→ **Task**: Quote the whole listing word for word, please.
━━━━━ Supplied records ━━━━━
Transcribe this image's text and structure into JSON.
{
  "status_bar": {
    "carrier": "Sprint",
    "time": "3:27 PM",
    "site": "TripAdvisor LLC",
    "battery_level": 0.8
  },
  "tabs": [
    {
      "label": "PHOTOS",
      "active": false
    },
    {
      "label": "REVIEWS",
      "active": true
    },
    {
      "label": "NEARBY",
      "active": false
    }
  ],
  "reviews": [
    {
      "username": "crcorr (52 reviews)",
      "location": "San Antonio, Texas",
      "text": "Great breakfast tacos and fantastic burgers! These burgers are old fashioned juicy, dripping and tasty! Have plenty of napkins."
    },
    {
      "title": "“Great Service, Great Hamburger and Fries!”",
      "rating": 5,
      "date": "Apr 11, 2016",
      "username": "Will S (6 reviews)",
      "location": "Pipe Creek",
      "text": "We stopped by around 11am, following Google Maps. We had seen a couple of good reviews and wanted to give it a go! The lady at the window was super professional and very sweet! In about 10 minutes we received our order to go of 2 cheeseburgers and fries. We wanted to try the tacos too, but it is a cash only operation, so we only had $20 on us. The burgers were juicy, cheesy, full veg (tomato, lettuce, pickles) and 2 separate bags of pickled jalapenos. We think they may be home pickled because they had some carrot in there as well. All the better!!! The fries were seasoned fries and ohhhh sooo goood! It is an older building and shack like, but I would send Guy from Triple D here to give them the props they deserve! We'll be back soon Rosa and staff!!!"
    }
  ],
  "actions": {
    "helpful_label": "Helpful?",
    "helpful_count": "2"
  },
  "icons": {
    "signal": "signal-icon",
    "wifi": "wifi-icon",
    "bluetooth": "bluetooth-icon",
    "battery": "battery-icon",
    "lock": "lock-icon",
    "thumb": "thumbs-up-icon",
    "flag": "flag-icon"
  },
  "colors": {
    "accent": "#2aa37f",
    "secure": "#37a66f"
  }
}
━━━━━
→ **Task response**:
Transcribe this image's text and structure into JSON.
{
  "status_bar": {
    "carrier": "Sprint",
    "time": "3:27 PM",
    "site": "TripAdvisor LLC",
    "battery_level": 0.8
  },
  "tabs": [
    {
      "label": "PHOTOS",
      "active": false
    },
    {
      "label": "REVIEWS",
      "active": true
    },
    {
      "label": "NEARBY",
      "active": false
    }
  ],
  "reviews": [
    {
      "username": "crcorr (52 reviews)",
      "location": "San Antonio, Texas",
      "text": "Great breakfast tacos and fantastic burgers! These burgers are old fashioned juicy, dripping and tasty! Have plenty of napkins."
    },
    {
      "title": "“Great Service, Great Hamburger and Fries!”",
      "rating": 5,
      "date": "Apr 11, 2016",
      "username": "Will S (6 reviews)",
      "location": "Pipe Creek",
      "text": "We stopped by around 11am, following Google Maps. We had seen a couple of good reviews and wanted to give it a go! The lady at the window was super professional and very sweet! In about 10 minutes we received our order to go of 2 cheeseburgers and fries. We wanted to try the tacos too, but it is a cash only operation, so we only had $20 on us. The burgers were juicy, cheesy, full veg (tomato, lettuce, pickles) and 2 separate bags of pickled jalapenos. We think they may be home pickled because they had some carrot in there as well. All the better!!! The fries were seasoned fries and ohhhh sooo goood! It is an older building and shack like, but I would send Guy from Triple D here to give them the props they deserve! We'll be back soon Rosa and staff!!!"
    }
  ],
  "actions": {
    "helpful_label": "Helpful?",
    "helpful_count": "2"
  },
  "icons": {
    "signal": "signal-icon",
    "wifi": "wifi-icon",
    "bluetooth": "bluetooth-icon",
    "battery": "battery-icon",
    "lock": "lock-icon",
    "thumb": "thumbs-up-icon",
    "flag": "flag-icon"
  },
  "colors": {
    "accent": "#2aa37f",
    "secure": "#37a66f"
  }
}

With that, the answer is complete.